A run of records

::::::::::

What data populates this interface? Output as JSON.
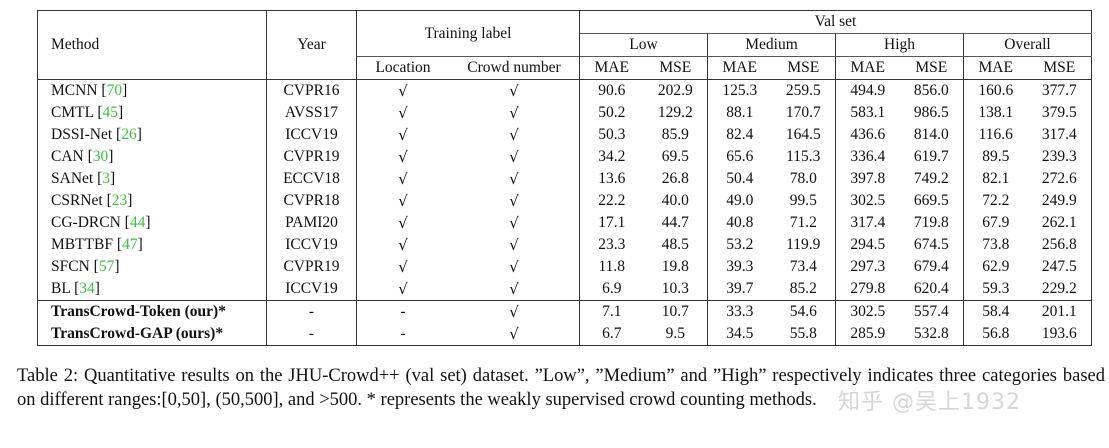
{
  "table": {
    "headers": {
      "method": "Method",
      "year": "Year",
      "training_label": "Training label",
      "location": "Location",
      "crowd_number": "Crowd number",
      "val_set": "Val set",
      "groups": [
        "Low",
        "Medium",
        "High",
        "Overall"
      ],
      "metrics": [
        "MAE",
        "MSE",
        "MAE",
        "MSE",
        "MAE",
        "MSE",
        "MAE",
        "MSE"
      ]
    },
    "rows": [
      {
        "name": "MCNN",
        "ref": "70",
        "year": "CVPR16",
        "location": "√",
        "crowd": "√",
        "values": [
          "90.6",
          "202.9",
          "125.3",
          "259.5",
          "494.9",
          "856.0",
          "160.6",
          "377.7"
        ],
        "bold": []
      },
      {
        "name": "CMTL",
        "ref": "45",
        "year": "AVSS17",
        "location": "√",
        "crowd": "√",
        "values": [
          "50.2",
          "129.2",
          "88.1",
          "170.7",
          "583.1",
          "986.5",
          "138.1",
          "379.5"
        ],
        "bold": []
      },
      {
        "name": "DSSI-Net",
        "ref": "26",
        "year": "ICCV19",
        "location": "√",
        "crowd": "√",
        "values": [
          "50.3",
          "85.9",
          "82.4",
          "164.5",
          "436.6",
          "814.0",
          "116.6",
          "317.4"
        ],
        "bold": []
      },
      {
        "name": "CAN",
        "ref": "30",
        "year": "CVPR19",
        "location": "√",
        "crowd": "√",
        "values": [
          "34.2",
          "69.5",
          "65.6",
          "115.3",
          "336.4",
          "619.7",
          "89.5",
          "239.3"
        ],
        "bold": [
          5
        ]
      },
      {
        "name": "SANet",
        "ref": "3",
        "year": "ECCV18",
        "location": "√",
        "crowd": "√",
        "values": [
          "13.6",
          "26.8",
          "50.4",
          "78.0",
          "397.8",
          "749.2",
          "82.1",
          "272.6"
        ],
        "bold": []
      },
      {
        "name": "CSRNet",
        "ref": "23",
        "year": "CVPR18",
        "location": "√",
        "crowd": "√",
        "values": [
          "22.2",
          "40.0",
          "49.0",
          "99.5",
          "302.5",
          "669.5",
          "72.2",
          "249.9"
        ],
        "bold": []
      },
      {
        "name": "CG-DRCN",
        "ref": "44",
        "year": "PAMI20",
        "location": "√",
        "crowd": "√",
        "values": [
          "17.1",
          "44.7",
          "40.8",
          "71.2",
          "317.4",
          "719.8",
          "67.9",
          "262.1"
        ],
        "bold": [
          3
        ]
      },
      {
        "name": "MBTTBF",
        "ref": "47",
        "year": "ICCV19",
        "location": "√",
        "crowd": "√",
        "values": [
          "23.3",
          "48.5",
          "53.2",
          "119.9",
          "294.5",
          "674.5",
          "73.8",
          "256.8"
        ],
        "bold": []
      },
      {
        "name": "SFCN",
        "ref": "57",
        "year": "CVPR19",
        "location": "√",
        "crowd": "√",
        "values": [
          "11.8",
          "19.8",
          "39.3",
          "73.4",
          "297.3",
          "679.4",
          "62.9",
          "247.5"
        ],
        "bold": [
          2
        ]
      },
      {
        "name": "BL",
        "ref": "34",
        "year": "ICCV19",
        "location": "√",
        "crowd": "√",
        "values": [
          "6.9",
          "10.3",
          "39.7",
          "85.2",
          "279.8",
          "620.4",
          "59.3",
          "229.2"
        ],
        "bold": [
          0,
          1,
          4,
          6,
          7
        ]
      },
      {
        "name": "TransCrowd-Token (our)*",
        "ref": "",
        "year": "-",
        "location": "-",
        "crowd": "√",
        "values": [
          "7.1",
          "10.7",
          "33.3",
          "54.6",
          "302.5",
          "557.4",
          "58.4",
          "201.1"
        ],
        "bold": [
          2,
          3
        ],
        "ours": true
      },
      {
        "name": "TransCrowd-GAP (ours)*",
        "ref": "",
        "year": "-",
        "location": "-",
        "crowd": "√",
        "values": [
          "6.7",
          "9.5",
          "34.5",
          "55.8",
          "285.9",
          "532.8",
          "56.8",
          "193.6"
        ],
        "bold": [
          0,
          1,
          4,
          5,
          6,
          7
        ],
        "ours": true
      }
    ]
  },
  "caption": {
    "text": "Table 2: Quantitative results on the JHU-Crowd++ (val set) dataset. ”Low”, ”Medium” and ”High” respectively indicates three categories based on different ranges:[0,50], (50,500], and >500. * represents the weakly supervised crowd counting methods."
  },
  "watermark": {
    "text": "知乎 @吴上1932"
  },
  "colors": {
    "reference_link": "#3cc43c",
    "border": "#333333",
    "text": "#111111"
  }
}
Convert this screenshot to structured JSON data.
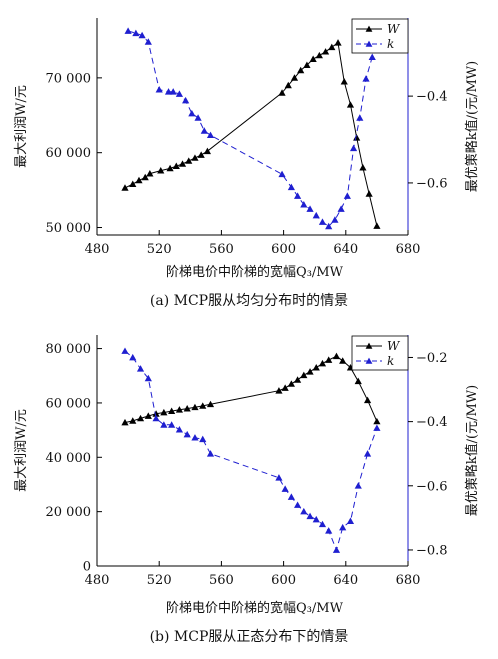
{
  "chart_data": [
    {
      "type": "line",
      "caption": "(a) MCP服从均匀分布时的情景",
      "xlabel": "阶梯电价中阶梯的宽幅Q₃/MW",
      "ylabel_left": "最大利润W/元",
      "ylabel_right": "最优策略k值/(元/MW)",
      "xlim": [
        480,
        680
      ],
      "xticks": [
        "480",
        "520",
        "560",
        "600",
        "640",
        "680"
      ],
      "ylim_left": [
        49000,
        78000
      ],
      "yticks_left": [
        {
          "v": 50000,
          "t": "50 000"
        },
        {
          "v": 60000,
          "t": "60 000"
        },
        {
          "v": 70000,
          "t": "70 000"
        }
      ],
      "ylim_right": [
        -0.72,
        -0.22
      ],
      "yticks_right": [
        {
          "v": -0.4,
          "t": "−0.4"
        },
        {
          "v": -0.6,
          "t": "−0.6"
        }
      ],
      "legend": {
        "position": "top-right",
        "entries": [
          "W",
          "k"
        ]
      },
      "series": [
        {
          "name": "W",
          "axis": "left",
          "color": "#000000",
          "style": "solid",
          "x": [
            498,
            503,
            507,
            511,
            514,
            521,
            527,
            531,
            535,
            539,
            543,
            547,
            551,
            599,
            603,
            607,
            611,
            615,
            619,
            623,
            627,
            631,
            635,
            639,
            643,
            647,
            651,
            655,
            660
          ],
          "y": [
            55300,
            55800,
            56300,
            56700,
            57200,
            57600,
            57900,
            58200,
            58500,
            58900,
            59300,
            59700,
            60200,
            68000,
            69000,
            70000,
            71000,
            71700,
            72500,
            73000,
            73500,
            74100,
            74700,
            69500,
            66400,
            62000,
            58000,
            54500,
            50200
          ]
        },
        {
          "name": "k",
          "axis": "right",
          "color": "#1f1fd0",
          "style": "dashed",
          "x": [
            500,
            505,
            509,
            513,
            520,
            526,
            529,
            533,
            537,
            541,
            545,
            549,
            553,
            599,
            605,
            609,
            613,
            617,
            621,
            625,
            629,
            633,
            637,
            641,
            645,
            649,
            653,
            657,
            661
          ],
          "y": [
            -0.25,
            -0.255,
            -0.26,
            -0.275,
            -0.385,
            -0.39,
            -0.39,
            -0.395,
            -0.41,
            -0.44,
            -0.45,
            -0.48,
            -0.49,
            -0.58,
            -0.61,
            -0.63,
            -0.65,
            -0.66,
            -0.675,
            -0.69,
            -0.7,
            -0.685,
            -0.66,
            -0.63,
            -0.52,
            -0.45,
            -0.36,
            -0.31,
            -0.265
          ]
        }
      ]
    },
    {
      "type": "line",
      "caption": "(b) MCP服从正态分布下的情景",
      "xlabel": "阶梯电价中阶梯的宽幅Q₃/MW",
      "ylabel_left": "最大利润W/元",
      "ylabel_right": "最优策略k值/(元/MW)",
      "xlim": [
        480,
        680
      ],
      "xticks": [
        "480",
        "520",
        "560",
        "600",
        "640",
        "680"
      ],
      "ylim_left": [
        0,
        85000
      ],
      "yticks_left": [
        {
          "v": 0,
          "t": "0"
        },
        {
          "v": 20000,
          "t": "20 000"
        },
        {
          "v": 40000,
          "t": "40 000"
        },
        {
          "v": 60000,
          "t": "60 000"
        },
        {
          "v": 80000,
          "t": "80 000"
        }
      ],
      "ylim_right": [
        -0.85,
        -0.13
      ],
      "yticks_right": [
        {
          "v": -0.2,
          "t": "−0.2"
        },
        {
          "v": -0.4,
          "t": "−0.4"
        },
        {
          "v": -0.6,
          "t": "−0.6"
        },
        {
          "v": -0.8,
          "t": "−0.8"
        }
      ],
      "legend": {
        "position": "top-right",
        "entries": [
          "W",
          "k"
        ]
      },
      "series": [
        {
          "name": "W",
          "axis": "left",
          "color": "#000000",
          "style": "solid",
          "x": [
            498,
            503,
            508,
            513,
            518,
            523,
            528,
            533,
            538,
            543,
            548,
            553,
            597,
            601,
            605,
            609,
            613,
            617,
            621,
            625,
            629,
            634,
            638,
            643,
            648,
            654,
            660
          ],
          "y": [
            52800,
            53400,
            54300,
            55200,
            56000,
            56500,
            57000,
            57500,
            57900,
            58400,
            58900,
            59500,
            64500,
            65500,
            67000,
            68500,
            70200,
            71500,
            73000,
            74500,
            75800,
            77200,
            75500,
            73000,
            68000,
            61000,
            53200
          ]
        },
        {
          "name": "k",
          "axis": "right",
          "color": "#1f1fd0",
          "style": "dashed",
          "x": [
            498,
            503,
            508,
            513,
            518,
            523,
            528,
            533,
            538,
            543,
            548,
            553,
            597,
            601,
            605,
            609,
            613,
            617,
            621,
            625,
            629,
            634,
            638,
            643,
            648,
            654,
            660
          ],
          "y": [
            -0.18,
            -0.2,
            -0.235,
            -0.265,
            -0.39,
            -0.41,
            -0.41,
            -0.425,
            -0.44,
            -0.45,
            -0.455,
            -0.5,
            -0.575,
            -0.61,
            -0.635,
            -0.66,
            -0.68,
            -0.695,
            -0.705,
            -0.72,
            -0.74,
            -0.8,
            -0.73,
            -0.71,
            -0.6,
            -0.5,
            -0.42
          ]
        }
      ]
    }
  ]
}
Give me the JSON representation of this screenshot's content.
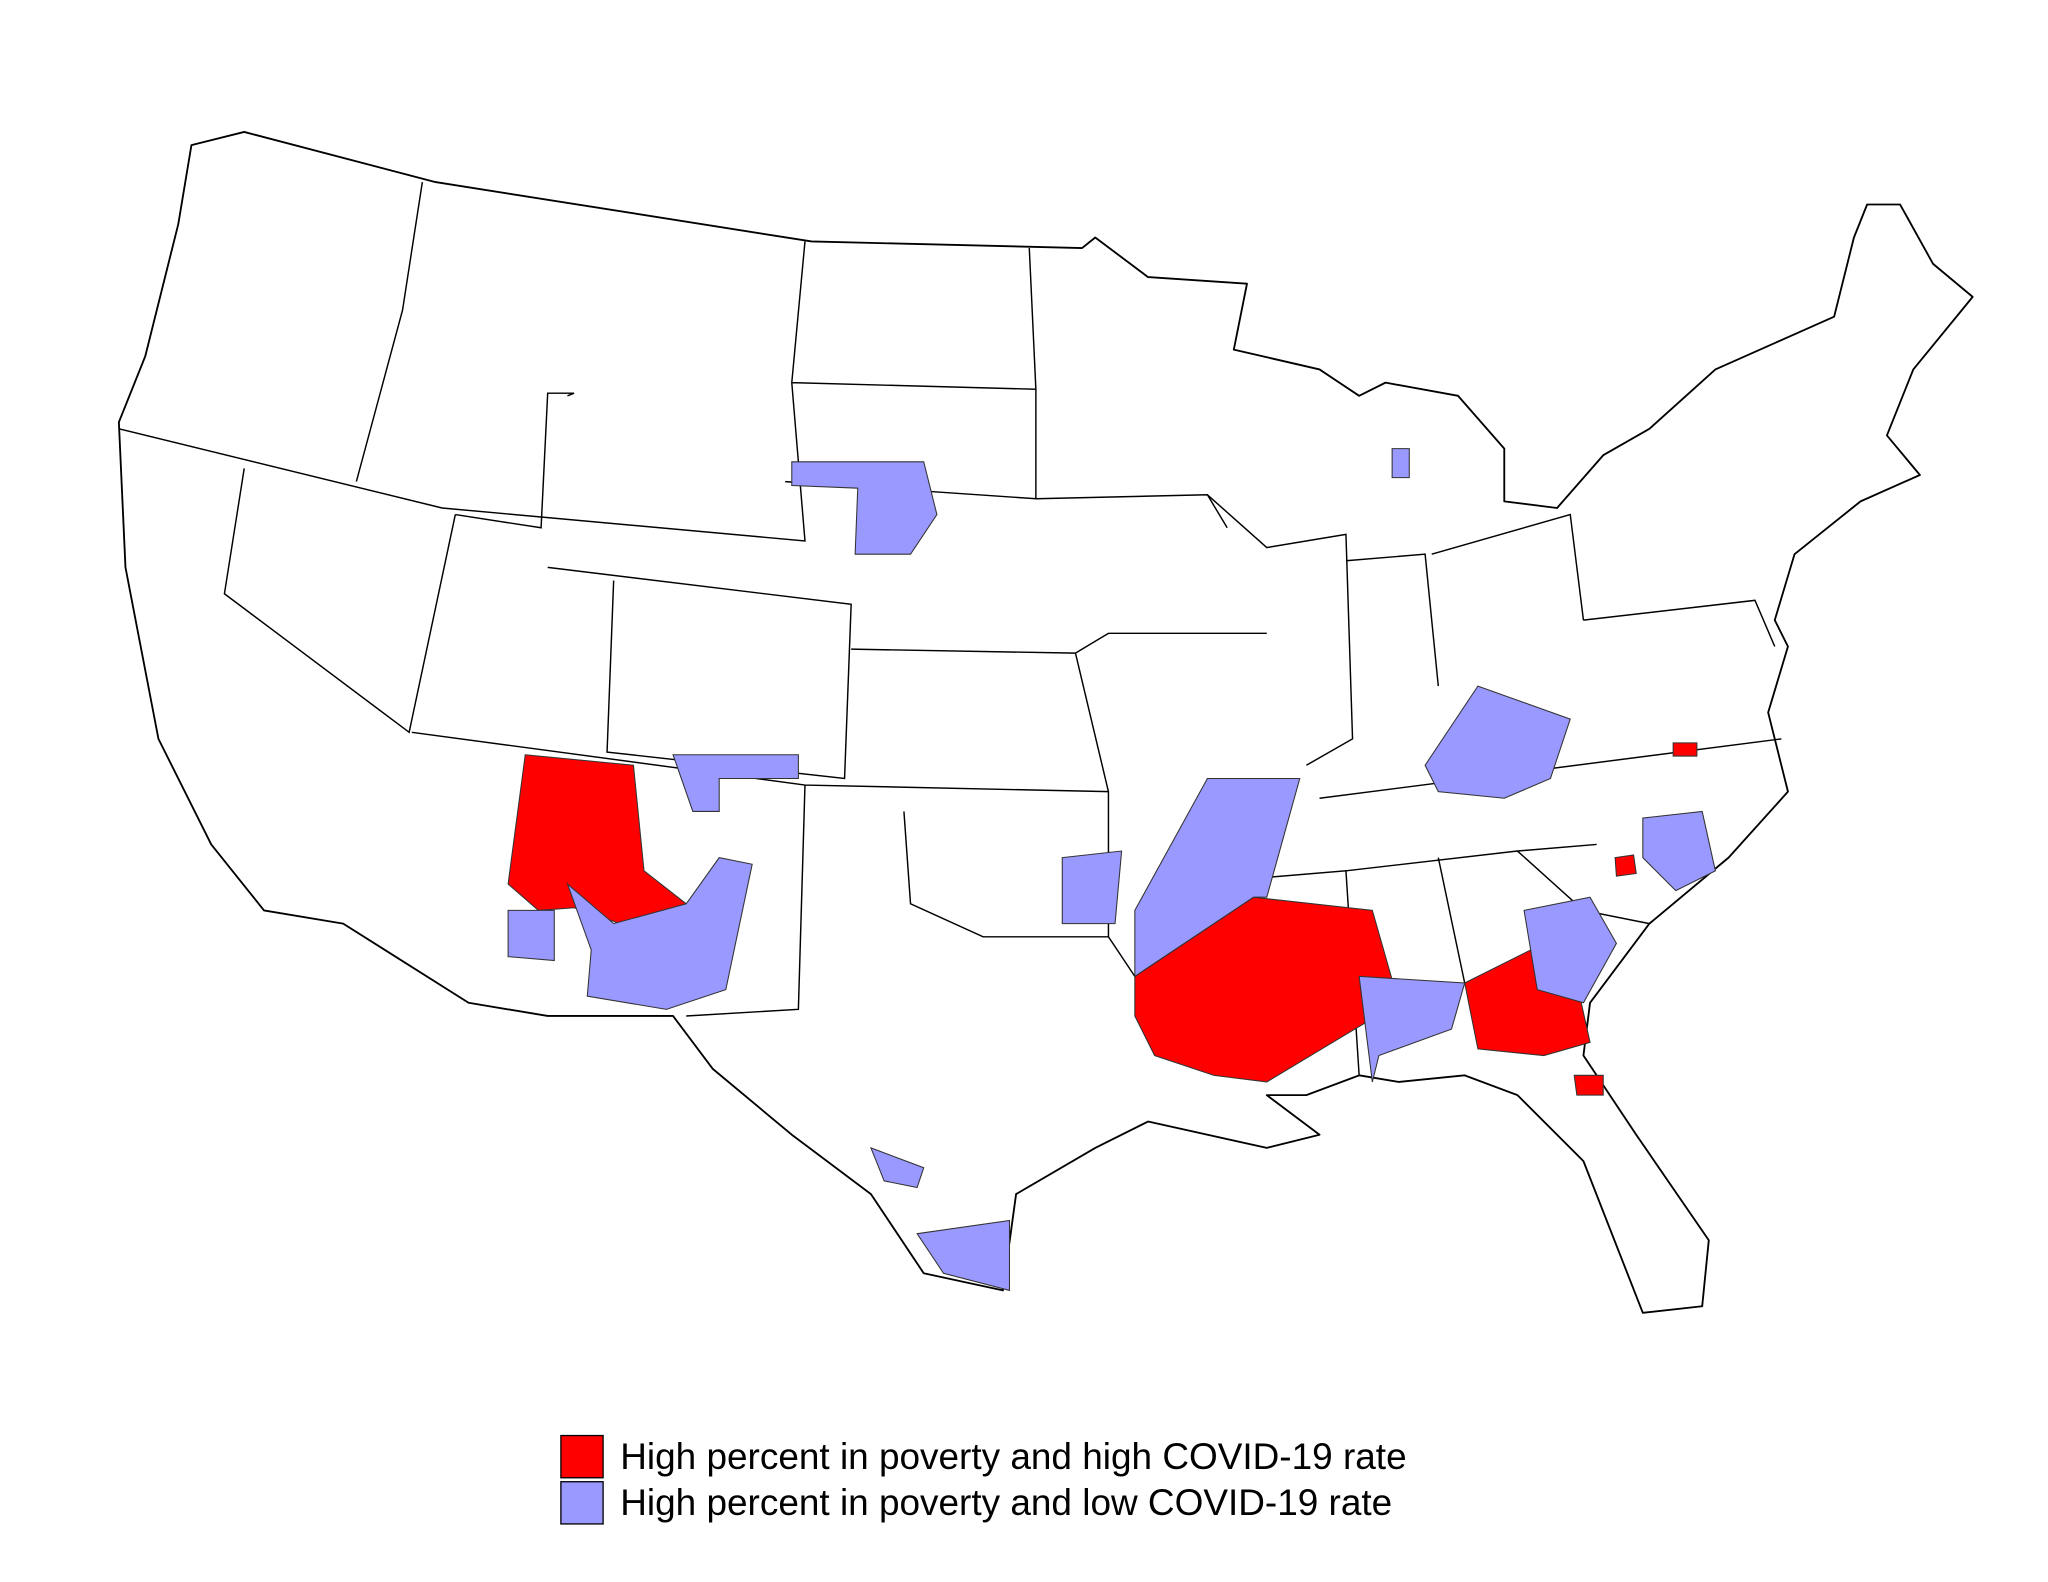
{
  "legend": {
    "items": [
      {
        "label": "High percent in poverty and high COVID-19 rate",
        "color": "#ff0000"
      },
      {
        "label": "High percent in poverty and low COVID-19 rate",
        "color": "#9999ff"
      }
    ]
  }
}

::::::::::

## [Objective]
Using the listing, say how many lines include the word "rate", and add nothing else.

## [Solution to the exercise]
2